DATA TO USE

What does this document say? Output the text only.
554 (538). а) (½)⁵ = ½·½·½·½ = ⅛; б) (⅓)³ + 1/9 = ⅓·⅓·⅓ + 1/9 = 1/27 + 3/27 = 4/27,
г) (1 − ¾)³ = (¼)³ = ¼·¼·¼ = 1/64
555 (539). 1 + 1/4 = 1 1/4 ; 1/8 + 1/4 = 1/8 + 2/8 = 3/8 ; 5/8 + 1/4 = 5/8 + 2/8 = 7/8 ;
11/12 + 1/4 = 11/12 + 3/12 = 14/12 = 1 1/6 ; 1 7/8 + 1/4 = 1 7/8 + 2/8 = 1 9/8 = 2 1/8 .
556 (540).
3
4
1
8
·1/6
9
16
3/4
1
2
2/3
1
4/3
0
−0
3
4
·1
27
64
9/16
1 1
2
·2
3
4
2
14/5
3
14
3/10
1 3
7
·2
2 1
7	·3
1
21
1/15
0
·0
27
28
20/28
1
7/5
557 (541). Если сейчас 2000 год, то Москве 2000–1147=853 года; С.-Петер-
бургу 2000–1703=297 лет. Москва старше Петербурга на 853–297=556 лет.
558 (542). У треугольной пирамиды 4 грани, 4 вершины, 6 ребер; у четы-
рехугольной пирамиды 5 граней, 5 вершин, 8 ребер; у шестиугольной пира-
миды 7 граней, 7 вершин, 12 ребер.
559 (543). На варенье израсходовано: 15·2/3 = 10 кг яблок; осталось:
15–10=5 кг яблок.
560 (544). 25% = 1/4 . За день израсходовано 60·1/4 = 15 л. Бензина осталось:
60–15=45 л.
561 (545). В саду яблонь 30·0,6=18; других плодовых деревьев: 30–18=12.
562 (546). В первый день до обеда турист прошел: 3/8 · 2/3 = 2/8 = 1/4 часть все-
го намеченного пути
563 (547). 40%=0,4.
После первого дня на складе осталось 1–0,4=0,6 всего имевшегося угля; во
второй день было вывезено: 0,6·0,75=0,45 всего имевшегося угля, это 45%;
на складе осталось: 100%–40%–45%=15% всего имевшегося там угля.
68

PROBLEM STATEMENT
Restate the whole listing exactly, leaving out nothing.

CORRECT OUTPUT
What does this document say? Output the text only.
554 (538). а) (½)⁵ = ½·½·½·½ = ⅛; б) (⅓)³ + 1/9 = ⅓·⅓·⅓ + 1/9 = 1/27 + 3/27 = 4/27,
г) (1 − ¾)³ = (¼)³ = ¼·¼·¼ = 1/64
555 (539). 1 + 1/4 = 1 1/4 ; 1/8 + 1/4 = 1/8 + 2/8 = 3/8 ; 5/8 + 1/4 = 5/8 + 2/8 = 7/8 ;
11/12 + 1/4 = 11/12 + 3/12 = 14/12 = 1 1/6 ; 1 7/8 + 1/4 = 1 7/8 + 2/8 = 1 9/8 = 2 1/8 .
556 (540).
3
4
1
8
·1/6
9
16
3/4
1
2
2/3
1
4/3
0
−0
3
4
·1
27
64
9/16
1 1
2
·2
3
4
2
14/5
3
14
3/10
1 3
7
·2
2 1
7	·3
1
21
1/15
0
·0
27
28
20/28
1
7/5
557 (541). Если сейчас 2000 год, то Москве 2000–1147=853 года; С.-Петер-
бургу 2000–1703=297 лет. Москва старше Петербурга на 853–297=556 лет.
558 (542). У треугольной пирамиды 4 грани, 4 вершины, 6 ребер; у четы-
рехугольной пирамиды 5 граней, 5 вершин, 8 ребер; у шестиугольной пира-
миды 7 граней, 7 вершин, 12 ребер.
559 (543). На варенье израсходовано: 15·2/3 = 10 кг яблок; осталось:
15–10=5 кг яблок.
560 (544). 25% = 1/4 . За день израсходовано 60·1/4 = 15 л. Бензина осталось:
60–15=45 л.
561 (545). В саду яблонь 30·0,6=18; других плодовых деревьев: 30–18=12.
562 (546). В первый день до обеда турист прошел: 3/8 · 2/3 = 2/8 = 1/4 часть все-
го намеченного пути
563 (547). 40%=0,4.
После первого дня на складе осталось 1–0,4=0,6 всего имевшегося угля; во
второй день было вывезено: 0,6·0,75=0,45 всего имевшегося угля, это 45%;
на складе осталось: 100%–40%–45%=15% всего имевшегося там угля.
68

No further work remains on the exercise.